What you will do:
Records follow. Pull out every line that contains "currently".

══════

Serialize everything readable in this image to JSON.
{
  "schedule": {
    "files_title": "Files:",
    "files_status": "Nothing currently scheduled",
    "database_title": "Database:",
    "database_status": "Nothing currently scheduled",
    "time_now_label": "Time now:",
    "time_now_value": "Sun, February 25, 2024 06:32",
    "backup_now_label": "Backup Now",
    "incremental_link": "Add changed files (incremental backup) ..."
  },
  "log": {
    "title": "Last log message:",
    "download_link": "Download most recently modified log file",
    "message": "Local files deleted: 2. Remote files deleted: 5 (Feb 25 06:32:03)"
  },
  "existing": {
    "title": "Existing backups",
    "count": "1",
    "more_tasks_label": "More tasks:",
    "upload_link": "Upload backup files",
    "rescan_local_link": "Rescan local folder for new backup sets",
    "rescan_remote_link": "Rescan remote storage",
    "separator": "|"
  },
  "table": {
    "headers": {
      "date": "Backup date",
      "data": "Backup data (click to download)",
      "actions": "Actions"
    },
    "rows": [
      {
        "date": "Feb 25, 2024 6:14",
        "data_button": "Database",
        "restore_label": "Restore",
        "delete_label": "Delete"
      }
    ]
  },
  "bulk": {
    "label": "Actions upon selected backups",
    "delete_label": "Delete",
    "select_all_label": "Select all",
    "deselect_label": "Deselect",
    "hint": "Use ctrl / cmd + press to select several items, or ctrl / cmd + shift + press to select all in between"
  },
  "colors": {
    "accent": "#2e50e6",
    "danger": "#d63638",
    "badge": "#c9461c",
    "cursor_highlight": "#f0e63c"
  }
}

══════

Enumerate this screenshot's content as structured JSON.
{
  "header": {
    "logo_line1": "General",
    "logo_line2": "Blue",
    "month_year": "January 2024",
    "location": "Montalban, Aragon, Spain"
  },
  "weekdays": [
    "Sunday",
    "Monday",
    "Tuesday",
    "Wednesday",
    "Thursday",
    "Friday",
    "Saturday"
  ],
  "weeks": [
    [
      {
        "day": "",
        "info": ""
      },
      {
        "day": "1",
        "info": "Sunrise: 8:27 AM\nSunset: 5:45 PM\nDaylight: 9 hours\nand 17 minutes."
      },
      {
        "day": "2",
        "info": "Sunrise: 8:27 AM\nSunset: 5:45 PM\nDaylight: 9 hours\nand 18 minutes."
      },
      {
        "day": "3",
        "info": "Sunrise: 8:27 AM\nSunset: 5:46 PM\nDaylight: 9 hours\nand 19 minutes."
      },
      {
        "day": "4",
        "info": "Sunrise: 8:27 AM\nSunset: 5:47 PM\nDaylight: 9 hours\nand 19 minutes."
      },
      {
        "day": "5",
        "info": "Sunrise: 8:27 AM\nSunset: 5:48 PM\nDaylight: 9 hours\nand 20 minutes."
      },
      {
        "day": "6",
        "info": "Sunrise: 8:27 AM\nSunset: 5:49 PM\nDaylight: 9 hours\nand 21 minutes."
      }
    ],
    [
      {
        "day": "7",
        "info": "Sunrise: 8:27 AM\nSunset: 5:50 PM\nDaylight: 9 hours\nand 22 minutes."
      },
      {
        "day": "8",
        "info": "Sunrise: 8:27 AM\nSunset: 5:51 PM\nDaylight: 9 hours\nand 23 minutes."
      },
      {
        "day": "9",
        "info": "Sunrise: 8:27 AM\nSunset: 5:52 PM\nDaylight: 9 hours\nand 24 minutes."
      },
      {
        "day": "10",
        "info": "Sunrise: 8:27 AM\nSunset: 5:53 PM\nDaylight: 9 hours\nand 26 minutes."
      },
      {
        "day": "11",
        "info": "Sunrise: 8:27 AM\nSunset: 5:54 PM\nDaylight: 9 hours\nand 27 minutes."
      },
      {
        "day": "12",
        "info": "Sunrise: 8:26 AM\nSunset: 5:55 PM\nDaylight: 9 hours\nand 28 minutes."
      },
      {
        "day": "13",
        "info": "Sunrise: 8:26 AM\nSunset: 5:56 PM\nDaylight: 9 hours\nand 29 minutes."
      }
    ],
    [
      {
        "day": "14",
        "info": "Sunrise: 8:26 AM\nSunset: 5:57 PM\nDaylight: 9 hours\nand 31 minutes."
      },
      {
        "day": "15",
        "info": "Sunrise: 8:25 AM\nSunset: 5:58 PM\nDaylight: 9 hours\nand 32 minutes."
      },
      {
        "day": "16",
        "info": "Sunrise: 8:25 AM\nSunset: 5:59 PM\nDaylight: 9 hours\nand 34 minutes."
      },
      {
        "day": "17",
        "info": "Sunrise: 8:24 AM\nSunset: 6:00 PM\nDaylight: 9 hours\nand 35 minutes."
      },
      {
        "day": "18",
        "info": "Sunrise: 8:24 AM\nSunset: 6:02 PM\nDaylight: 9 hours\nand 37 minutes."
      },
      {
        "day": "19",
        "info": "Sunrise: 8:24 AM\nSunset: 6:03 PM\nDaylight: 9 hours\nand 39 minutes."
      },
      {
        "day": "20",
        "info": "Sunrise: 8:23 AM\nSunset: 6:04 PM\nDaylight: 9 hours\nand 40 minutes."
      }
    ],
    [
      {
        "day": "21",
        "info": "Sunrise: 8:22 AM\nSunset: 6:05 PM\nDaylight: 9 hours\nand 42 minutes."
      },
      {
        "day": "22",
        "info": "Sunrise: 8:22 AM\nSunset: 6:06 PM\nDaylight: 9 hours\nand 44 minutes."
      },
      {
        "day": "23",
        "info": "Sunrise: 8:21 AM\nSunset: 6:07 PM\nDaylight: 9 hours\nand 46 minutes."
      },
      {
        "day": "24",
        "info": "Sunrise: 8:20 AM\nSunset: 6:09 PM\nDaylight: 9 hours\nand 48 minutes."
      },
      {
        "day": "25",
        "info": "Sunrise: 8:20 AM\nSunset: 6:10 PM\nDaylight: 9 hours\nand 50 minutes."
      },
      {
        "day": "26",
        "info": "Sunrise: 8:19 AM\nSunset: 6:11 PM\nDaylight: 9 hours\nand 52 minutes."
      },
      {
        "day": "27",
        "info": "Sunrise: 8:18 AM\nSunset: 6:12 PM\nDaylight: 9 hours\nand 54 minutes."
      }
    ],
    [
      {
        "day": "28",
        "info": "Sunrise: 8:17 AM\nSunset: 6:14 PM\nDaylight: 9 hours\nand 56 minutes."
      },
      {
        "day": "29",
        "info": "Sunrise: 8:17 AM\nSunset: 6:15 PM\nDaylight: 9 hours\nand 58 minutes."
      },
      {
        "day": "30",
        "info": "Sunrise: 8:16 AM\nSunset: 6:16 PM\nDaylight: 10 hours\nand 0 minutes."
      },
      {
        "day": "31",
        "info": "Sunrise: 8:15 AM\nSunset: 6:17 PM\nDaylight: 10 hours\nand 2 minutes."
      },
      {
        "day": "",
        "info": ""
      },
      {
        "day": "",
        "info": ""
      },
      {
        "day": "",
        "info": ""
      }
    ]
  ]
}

══════

Reply to the exercise:
    "files_status": "Nothing currently scheduled",
    "database_status": "Nothing currently scheduled",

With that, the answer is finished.